■ **DESCRIPTION OF THE TASK**
Reproduce each line of the material precisely.

Dataset listings of figures:

----------

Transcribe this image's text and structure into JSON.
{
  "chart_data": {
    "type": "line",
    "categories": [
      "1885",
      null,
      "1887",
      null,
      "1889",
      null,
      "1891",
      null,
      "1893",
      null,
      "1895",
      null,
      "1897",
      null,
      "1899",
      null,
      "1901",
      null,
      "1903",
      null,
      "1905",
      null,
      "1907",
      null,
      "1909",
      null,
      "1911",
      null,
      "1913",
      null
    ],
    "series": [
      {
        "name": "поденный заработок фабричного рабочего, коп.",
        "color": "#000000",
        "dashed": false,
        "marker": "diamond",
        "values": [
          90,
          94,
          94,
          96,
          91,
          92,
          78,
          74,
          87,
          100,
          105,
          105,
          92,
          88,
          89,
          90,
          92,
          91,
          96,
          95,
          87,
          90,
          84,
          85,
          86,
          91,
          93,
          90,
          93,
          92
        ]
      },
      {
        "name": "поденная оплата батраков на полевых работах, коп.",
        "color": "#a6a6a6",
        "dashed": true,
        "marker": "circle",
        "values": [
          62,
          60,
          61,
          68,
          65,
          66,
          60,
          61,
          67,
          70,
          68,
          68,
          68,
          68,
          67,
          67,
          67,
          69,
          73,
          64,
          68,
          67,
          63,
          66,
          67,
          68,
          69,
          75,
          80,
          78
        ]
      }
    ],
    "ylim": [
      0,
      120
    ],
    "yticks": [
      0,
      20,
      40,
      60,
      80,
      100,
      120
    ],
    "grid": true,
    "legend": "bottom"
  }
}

----------

■ **SOLUTION TO THIS EXERCISE**
Transcribe this image's text and structure into JSON.
{
  "chart_data": {
    "type": "line",
    "categories": [
      "1885",
      null,
      "1887",
      null,
      "1889",
      null,
      "1891",
      null,
      "1893",
      null,
      "1895",
      null,
      "1897",
      null,
      "1899",
      null,
      "1901",
      null,
      "1903",
      null,
      "1905",
      null,
      "1907",
      null,
      "1909",
      null,
      "1911",
      null,
      "1913",
      null
    ],
    "series": [
      {
        "name": "поденный заработок фабричного рабочего, коп.",
        "color": "#000000",
        "dashed": false,
        "marker": "diamond",
        "values": [
          90,
          94,
          94,
          96,
          91,
          92,
          78,
          74,
          87,
          100,
          105,
          105,
          92,
          88,
          89,
          90,
          92,
          91,
          96,
          95,
          87,
          90,
          84,
          85,
          86,
          91,
          93,
          90,
          93,
          92
        ]
      },
      {
        "name": "поденная оплата батраков на полевых работах, коп.",
        "color": "#a6a6a6",
        "dashed": true,
        "marker": "circle",
        "values": [
          62,
          60,
          61,
          68,
          65,
          66,
          60,
          61,
          67,
          70,
          68,
          68,
          68,
          68,
          67,
          67,
          67,
          69,
          73,
          64,
          68,
          67,
          63,
          66,
          67,
          68,
          69,
          75,
          80,
          78
        ]
      }
    ],
    "ylim": [
      0,
      120
    ],
    "yticks": [
      0,
      20,
      40,
      60,
      80,
      100,
      120
    ],
    "grid": true,
    "legend": "bottom"
  }
}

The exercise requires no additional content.